● **DIRECTIVE**: Pick out all lines with the word "Быкова" from the records that follow.

====== SUPPLIED INFORMATION ======

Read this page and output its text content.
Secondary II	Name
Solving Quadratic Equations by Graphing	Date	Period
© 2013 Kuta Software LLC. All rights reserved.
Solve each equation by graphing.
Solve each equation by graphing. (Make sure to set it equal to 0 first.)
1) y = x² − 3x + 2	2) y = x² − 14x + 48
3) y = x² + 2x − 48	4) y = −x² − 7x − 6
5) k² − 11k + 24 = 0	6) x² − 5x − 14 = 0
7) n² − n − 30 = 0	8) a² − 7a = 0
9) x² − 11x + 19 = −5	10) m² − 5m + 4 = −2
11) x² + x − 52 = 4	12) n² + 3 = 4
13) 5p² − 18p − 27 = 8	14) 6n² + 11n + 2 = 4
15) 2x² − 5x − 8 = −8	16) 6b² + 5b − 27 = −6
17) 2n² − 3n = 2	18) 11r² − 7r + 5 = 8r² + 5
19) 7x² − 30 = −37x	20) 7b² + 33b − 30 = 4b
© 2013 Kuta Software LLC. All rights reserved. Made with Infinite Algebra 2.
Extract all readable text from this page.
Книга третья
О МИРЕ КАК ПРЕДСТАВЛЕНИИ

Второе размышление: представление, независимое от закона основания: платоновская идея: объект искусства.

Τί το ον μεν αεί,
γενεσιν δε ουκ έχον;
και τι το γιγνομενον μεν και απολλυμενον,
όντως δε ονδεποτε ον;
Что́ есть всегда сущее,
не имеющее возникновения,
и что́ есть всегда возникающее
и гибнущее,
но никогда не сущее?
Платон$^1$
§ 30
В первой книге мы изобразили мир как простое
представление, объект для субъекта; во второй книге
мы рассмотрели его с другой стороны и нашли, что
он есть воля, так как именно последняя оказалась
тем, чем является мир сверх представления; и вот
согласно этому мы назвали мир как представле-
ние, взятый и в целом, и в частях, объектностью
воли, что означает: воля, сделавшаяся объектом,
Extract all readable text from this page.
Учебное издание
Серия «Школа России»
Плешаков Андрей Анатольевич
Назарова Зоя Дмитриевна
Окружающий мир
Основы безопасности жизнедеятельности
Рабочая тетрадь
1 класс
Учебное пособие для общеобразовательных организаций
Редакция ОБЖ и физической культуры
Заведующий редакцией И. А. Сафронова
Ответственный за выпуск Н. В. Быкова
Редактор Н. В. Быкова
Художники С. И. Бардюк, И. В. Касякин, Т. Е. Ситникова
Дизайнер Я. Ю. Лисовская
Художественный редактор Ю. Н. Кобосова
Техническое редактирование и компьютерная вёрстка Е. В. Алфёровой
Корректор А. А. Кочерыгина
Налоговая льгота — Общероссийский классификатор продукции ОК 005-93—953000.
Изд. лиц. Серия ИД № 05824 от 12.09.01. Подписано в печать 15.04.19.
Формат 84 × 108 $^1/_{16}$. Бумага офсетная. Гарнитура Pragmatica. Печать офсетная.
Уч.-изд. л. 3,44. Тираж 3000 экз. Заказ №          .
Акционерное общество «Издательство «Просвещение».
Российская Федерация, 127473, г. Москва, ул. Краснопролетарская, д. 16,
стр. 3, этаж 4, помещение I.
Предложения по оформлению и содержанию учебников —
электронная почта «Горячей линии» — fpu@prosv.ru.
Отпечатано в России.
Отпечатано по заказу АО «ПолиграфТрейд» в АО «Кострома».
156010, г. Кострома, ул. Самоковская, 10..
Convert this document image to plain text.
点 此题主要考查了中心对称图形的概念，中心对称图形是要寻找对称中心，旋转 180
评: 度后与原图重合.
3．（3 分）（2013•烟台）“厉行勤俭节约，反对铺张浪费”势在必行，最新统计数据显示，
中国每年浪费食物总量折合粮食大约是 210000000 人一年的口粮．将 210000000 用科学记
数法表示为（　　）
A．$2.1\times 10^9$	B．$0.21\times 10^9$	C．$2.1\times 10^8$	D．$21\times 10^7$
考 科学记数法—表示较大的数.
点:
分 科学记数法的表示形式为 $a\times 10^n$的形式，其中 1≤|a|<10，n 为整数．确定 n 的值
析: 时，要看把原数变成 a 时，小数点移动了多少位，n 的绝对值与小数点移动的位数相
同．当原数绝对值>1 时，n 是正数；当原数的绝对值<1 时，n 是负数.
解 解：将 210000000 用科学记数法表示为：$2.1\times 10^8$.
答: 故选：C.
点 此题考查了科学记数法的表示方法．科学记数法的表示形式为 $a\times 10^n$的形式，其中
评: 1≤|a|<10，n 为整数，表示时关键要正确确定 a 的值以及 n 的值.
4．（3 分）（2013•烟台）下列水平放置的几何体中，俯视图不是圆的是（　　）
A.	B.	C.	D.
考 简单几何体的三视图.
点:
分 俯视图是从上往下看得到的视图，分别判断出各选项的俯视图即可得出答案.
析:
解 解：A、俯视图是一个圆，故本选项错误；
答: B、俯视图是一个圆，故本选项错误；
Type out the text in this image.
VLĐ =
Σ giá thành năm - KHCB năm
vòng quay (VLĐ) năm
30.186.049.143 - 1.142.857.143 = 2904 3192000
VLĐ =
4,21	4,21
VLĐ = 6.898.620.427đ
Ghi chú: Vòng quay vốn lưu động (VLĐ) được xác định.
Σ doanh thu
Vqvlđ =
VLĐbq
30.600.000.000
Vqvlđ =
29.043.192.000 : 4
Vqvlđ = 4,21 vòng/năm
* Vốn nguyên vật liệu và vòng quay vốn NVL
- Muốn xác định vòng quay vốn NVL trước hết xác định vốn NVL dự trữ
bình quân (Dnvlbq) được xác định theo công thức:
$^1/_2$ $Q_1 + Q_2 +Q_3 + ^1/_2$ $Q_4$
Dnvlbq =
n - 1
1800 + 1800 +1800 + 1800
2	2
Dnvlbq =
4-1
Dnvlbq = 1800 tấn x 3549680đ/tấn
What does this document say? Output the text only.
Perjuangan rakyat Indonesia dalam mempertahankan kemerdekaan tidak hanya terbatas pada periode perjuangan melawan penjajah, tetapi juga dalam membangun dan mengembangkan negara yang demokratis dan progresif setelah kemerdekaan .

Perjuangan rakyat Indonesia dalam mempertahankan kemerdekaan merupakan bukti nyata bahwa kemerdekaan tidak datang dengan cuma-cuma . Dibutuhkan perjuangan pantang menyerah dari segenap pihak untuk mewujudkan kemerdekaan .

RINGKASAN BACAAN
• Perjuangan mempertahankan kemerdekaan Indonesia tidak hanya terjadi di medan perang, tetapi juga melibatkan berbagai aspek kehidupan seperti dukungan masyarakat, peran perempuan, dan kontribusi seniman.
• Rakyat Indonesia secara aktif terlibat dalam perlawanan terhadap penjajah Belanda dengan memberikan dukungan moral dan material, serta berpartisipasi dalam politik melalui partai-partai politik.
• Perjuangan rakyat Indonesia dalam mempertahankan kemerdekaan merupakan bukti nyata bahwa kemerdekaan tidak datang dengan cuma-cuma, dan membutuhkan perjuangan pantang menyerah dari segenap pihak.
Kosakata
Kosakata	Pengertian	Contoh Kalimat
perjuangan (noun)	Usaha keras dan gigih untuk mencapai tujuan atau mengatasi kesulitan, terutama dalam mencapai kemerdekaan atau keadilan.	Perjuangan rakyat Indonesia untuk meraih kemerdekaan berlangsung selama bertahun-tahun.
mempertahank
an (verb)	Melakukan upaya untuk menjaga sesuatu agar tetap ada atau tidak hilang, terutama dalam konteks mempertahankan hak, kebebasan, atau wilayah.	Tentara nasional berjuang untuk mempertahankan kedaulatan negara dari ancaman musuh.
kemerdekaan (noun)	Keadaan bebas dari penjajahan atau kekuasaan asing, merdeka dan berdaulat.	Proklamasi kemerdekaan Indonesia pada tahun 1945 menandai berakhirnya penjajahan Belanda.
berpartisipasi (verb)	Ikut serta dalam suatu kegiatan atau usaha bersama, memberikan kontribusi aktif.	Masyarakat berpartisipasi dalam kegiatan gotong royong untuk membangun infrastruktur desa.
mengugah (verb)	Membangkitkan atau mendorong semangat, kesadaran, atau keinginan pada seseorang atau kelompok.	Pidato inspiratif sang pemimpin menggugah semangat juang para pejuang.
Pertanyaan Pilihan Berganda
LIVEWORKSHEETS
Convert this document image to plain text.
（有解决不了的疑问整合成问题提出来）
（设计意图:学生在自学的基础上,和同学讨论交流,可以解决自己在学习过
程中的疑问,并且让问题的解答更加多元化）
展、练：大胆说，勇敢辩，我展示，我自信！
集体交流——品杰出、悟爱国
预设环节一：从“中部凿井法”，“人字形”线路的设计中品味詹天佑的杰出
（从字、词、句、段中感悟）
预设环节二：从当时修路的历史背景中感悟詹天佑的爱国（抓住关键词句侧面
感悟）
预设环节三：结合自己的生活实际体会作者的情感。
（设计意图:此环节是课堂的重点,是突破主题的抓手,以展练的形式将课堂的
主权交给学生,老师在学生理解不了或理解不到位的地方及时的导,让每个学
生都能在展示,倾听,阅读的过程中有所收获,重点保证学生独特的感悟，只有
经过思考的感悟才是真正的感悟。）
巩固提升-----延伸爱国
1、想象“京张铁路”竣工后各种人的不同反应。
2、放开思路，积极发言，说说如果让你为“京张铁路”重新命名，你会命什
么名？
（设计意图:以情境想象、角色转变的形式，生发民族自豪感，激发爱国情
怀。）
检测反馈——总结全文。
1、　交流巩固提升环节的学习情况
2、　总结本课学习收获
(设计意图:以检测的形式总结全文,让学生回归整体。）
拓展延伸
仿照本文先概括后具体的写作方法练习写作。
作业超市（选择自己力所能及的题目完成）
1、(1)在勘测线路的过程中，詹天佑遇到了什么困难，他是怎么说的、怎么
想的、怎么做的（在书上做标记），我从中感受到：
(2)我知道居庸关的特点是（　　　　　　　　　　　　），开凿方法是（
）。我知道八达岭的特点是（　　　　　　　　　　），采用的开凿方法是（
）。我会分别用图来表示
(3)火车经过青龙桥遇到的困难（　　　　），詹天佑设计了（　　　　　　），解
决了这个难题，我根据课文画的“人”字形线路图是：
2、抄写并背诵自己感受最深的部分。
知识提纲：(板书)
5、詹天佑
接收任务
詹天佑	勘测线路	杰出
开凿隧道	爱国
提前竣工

======

● **COMPLETED EXERCISE**:
Ответственный за выпуск Н. В. Быкова
Редактор Н. В. Быкова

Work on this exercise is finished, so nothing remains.